## START
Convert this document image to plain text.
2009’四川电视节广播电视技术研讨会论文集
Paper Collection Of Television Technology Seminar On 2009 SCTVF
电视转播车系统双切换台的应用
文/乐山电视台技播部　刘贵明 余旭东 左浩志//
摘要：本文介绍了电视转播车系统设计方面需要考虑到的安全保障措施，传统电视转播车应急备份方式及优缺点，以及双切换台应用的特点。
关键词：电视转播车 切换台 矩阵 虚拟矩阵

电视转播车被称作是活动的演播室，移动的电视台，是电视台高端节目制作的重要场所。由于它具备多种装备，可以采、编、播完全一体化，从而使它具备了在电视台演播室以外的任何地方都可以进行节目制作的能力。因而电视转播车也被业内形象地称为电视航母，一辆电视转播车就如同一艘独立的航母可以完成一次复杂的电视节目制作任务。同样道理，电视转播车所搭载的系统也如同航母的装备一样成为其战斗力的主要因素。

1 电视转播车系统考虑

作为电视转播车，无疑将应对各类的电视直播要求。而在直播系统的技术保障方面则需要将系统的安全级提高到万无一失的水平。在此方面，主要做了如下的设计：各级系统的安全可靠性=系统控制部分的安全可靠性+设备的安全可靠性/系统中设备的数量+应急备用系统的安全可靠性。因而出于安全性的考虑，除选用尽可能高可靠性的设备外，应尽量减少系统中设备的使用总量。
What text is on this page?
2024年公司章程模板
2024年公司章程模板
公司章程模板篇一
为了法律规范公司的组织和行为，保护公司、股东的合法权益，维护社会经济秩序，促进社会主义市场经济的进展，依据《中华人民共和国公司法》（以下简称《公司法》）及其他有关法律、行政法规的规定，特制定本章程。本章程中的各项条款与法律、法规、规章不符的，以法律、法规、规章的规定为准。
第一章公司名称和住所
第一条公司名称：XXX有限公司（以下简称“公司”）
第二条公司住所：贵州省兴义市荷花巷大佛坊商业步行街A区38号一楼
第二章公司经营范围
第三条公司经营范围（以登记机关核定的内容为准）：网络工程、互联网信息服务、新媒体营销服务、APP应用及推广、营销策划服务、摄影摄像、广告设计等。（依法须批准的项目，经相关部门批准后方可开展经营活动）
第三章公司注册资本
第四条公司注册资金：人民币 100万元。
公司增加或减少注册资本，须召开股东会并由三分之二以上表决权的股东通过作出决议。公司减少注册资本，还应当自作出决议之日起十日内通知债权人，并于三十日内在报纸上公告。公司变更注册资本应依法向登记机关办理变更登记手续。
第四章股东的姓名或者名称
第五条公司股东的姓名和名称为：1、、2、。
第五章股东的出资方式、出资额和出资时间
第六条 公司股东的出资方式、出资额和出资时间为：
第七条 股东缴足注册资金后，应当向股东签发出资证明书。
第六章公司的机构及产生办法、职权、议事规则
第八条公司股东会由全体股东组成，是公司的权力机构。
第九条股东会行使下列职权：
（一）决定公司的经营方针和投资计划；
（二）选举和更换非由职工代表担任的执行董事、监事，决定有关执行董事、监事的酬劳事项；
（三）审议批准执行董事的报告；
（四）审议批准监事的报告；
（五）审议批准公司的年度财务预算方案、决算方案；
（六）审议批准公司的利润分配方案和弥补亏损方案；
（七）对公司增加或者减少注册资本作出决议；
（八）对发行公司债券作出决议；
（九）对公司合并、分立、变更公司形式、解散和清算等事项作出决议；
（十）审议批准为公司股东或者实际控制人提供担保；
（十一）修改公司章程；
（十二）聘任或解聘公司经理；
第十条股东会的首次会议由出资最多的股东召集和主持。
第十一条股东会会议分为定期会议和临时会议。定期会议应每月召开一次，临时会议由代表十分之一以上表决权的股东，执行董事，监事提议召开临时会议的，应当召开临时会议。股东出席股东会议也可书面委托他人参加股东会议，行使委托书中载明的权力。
## END
WHAT TO PRODUCE:
Retype the records that precede this task, keeping them exactly the same.

ANSWER BELOW:
Convert this document image to plain text.
2009’四川电视节广播电视技术研讨会论文集
Paper Collection Of Television Technology Seminar On 2009 SCTVF
电视转播车系统双切换台的应用
文/乐山电视台技播部　刘贵明 余旭东 左浩志//
摘要：本文介绍了电视转播车系统设计方面需要考虑到的安全保障措施，传统电视转播车应急备份方式及优缺点，以及双切换台应用的特点。
关键词：电视转播车 切换台 矩阵 虚拟矩阵

电视转播车被称作是活动的演播室，移动的电视台，是电视台高端节目制作的重要场所。由于它具备多种装备，可以采、编、播完全一体化，从而使它具备了在电视台演播室以外的任何地方都可以进行节目制作的能力。因而电视转播车也被业内形象地称为电视航母，一辆电视转播车就如同一艘独立的航母可以完成一次复杂的电视节目制作任务。同样道理，电视转播车所搭载的系统也如同航母的装备一样成为其战斗力的主要因素。

1 电视转播车系统考虑

作为电视转播车，无疑将应对各类的电视直播要求。而在直播系统的技术保障方面则需要将系统的安全级提高到万无一失的水平。在此方面，主要做了如下的设计：各级系统的安全可靠性=系统控制部分的安全可靠性+设备的安全可靠性/系统中设备的数量+应急备用系统的安全可靠性。因而出于安全性的考虑，除选用尽可能高可靠性的设备外，应尽量减少系统中设备的使用总量。
What text is on this page?
2024年公司章程模板
2024年公司章程模板
公司章程模板篇一
为了法律规范公司的组织和行为，保护公司、股东的合法权益，维护社会经济秩序，促进社会主义市场经济的进展，依据《中华人民共和国公司法》（以下简称《公司法》）及其他有关法律、行政法规的规定，特制定本章程。本章程中的各项条款与法律、法规、规章不符的，以法律、法规、规章的规定为准。
第一章公司名称和住所
第一条公司名称：XXX有限公司（以下简称“公司”）
第二条公司住所：贵州省兴义市荷花巷大佛坊商业步行街A区38号一楼
第二章公司经营范围
第三条公司经营范围（以登记机关核定的内容为准）：网络工程、互联网信息服务、新媒体营销服务、APP应用及推广、营销策划服务、摄影摄像、广告设计等。（依法须批准的项目，经相关部门批准后方可开展经营活动）
第三章公司注册资本
第四条公司注册资金：人民币 100万元。
公司增加或减少注册资本，须召开股东会并由三分之二以上表决权的股东通过作出决议。公司减少注册资本，还应当自作出决议之日起十日内通知债权人，并于三十日内在报纸上公告。公司变更注册资本应依法向登记机关办理变更登记手续。
第四章股东的姓名或者名称
第五条公司股东的姓名和名称为：1、、2、。
第五章股东的出资方式、出资额和出资时间
第六条 公司股东的出资方式、出资额和出资时间为：
第七条 股东缴足注册资金后，应当向股东签发出资证明书。
第六章公司的机构及产生办法、职权、议事规则
第八条公司股东会由全体股东组成，是公司的权力机构。
第九条股东会行使下列职权：
（一）决定公司的经营方针和投资计划；
（二）选举和更换非由职工代表担任的执行董事、监事，决定有关执行董事、监事的酬劳事项；
（三）审议批准执行董事的报告；
（四）审议批准监事的报告；
（五）审议批准公司的年度财务预算方案、决算方案；
（六）审议批准公司的利润分配方案和弥补亏损方案；
（七）对公司增加或者减少注册资本作出决议；
（八）对发行公司债券作出决议；
（九）对公司合并、分立、变更公司形式、解散和清算等事项作出决议；
（十）审议批准为公司股东或者实际控制人提供担保；
（十一）修改公司章程；
（十二）聘任或解聘公司经理；
第十条股东会的首次会议由出资最多的股东召集和主持。
第十一条股东会会议分为定期会议和临时会议。定期会议应每月召开一次，临时会议由代表十分之一以上表决权的股东，执行董事，监事提议召开临时会议的，应当召开临时会议。股东出席股东会议也可书面委托他人参加股东会议，行使委托书中载明的权力。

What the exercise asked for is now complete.